___ DATA SUPPLIED
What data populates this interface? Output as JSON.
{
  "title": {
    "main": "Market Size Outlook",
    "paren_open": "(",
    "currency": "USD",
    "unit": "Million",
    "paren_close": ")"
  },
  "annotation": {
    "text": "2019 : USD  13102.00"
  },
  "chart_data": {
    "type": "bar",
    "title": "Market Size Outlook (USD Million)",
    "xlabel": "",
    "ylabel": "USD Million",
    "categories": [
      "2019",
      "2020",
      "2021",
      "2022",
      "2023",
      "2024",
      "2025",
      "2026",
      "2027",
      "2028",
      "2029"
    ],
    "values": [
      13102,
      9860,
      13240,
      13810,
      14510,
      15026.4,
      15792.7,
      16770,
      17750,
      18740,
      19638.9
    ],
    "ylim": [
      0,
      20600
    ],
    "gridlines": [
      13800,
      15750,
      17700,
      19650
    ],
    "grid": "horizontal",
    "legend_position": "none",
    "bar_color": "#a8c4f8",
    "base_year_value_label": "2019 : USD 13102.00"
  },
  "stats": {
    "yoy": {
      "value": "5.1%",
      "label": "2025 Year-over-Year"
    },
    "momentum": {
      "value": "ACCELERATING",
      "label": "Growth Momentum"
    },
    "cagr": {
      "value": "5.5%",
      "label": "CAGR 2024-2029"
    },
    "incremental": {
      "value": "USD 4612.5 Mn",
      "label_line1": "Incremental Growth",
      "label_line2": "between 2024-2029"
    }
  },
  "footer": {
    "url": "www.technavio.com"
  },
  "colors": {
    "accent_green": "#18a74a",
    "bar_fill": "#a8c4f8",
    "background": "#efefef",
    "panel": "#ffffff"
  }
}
______
DO THIS: Each entry is to be returned in full, character for character.

RESPONSE:
What data populates this interface? Output as JSON.
{
  "title": {
    "main": "Market Size Outlook",
    "paren_open": "(",
    "currency": "USD",
    "unit": "Million",
    "paren_close": ")"
  },
  "annotation": {
    "text": "2019 : USD  13102.00"
  },
  "chart_data": {
    "type": "bar",
    "title": "Market Size Outlook (USD Million)",
    "xlabel": "",
    "ylabel": "USD Million",
    "categories": [
      "2019",
      "2020",
      "2021",
      "2022",
      "2023",
      "2024",
      "2025",
      "2026",
      "2027",
      "2028",
      "2029"
    ],
    "values": [
      13102,
      9860,
      13240,
      13810,
      14510,
      15026.4,
      15792.7,
      16770,
      17750,
      18740,
      19638.9
    ],
    "ylim": [
      0,
      20600
    ],
    "gridlines": [
      13800,
      15750,
      17700,
      19650
    ],
    "grid": "horizontal",
    "legend_position": "none",
    "bar_color": "#a8c4f8",
    "base_year_value_label": "2019 : USD 13102.00"
  },
  "stats": {
    "yoy": {
      "value": "5.1%",
      "label": "2025 Year-over-Year"
    },
    "momentum": {
      "value": "ACCELERATING",
      "label": "Growth Momentum"
    },
    "cagr": {
      "value": "5.5%",
      "label": "CAGR 2024-2029"
    },
    "incremental": {
      "value": "USD 4612.5 Mn",
      "label_line1": "Incremental Growth",
      "label_line2": "between 2024-2029"
    }
  },
  "footer": {
    "url": "www.technavio.com"
  },
  "colors": {
    "accent_green": "#18a74a",
    "bar_fill": "#a8c4f8",
    "background": "#efefef",
    "panel": "#ffffff"
  }
}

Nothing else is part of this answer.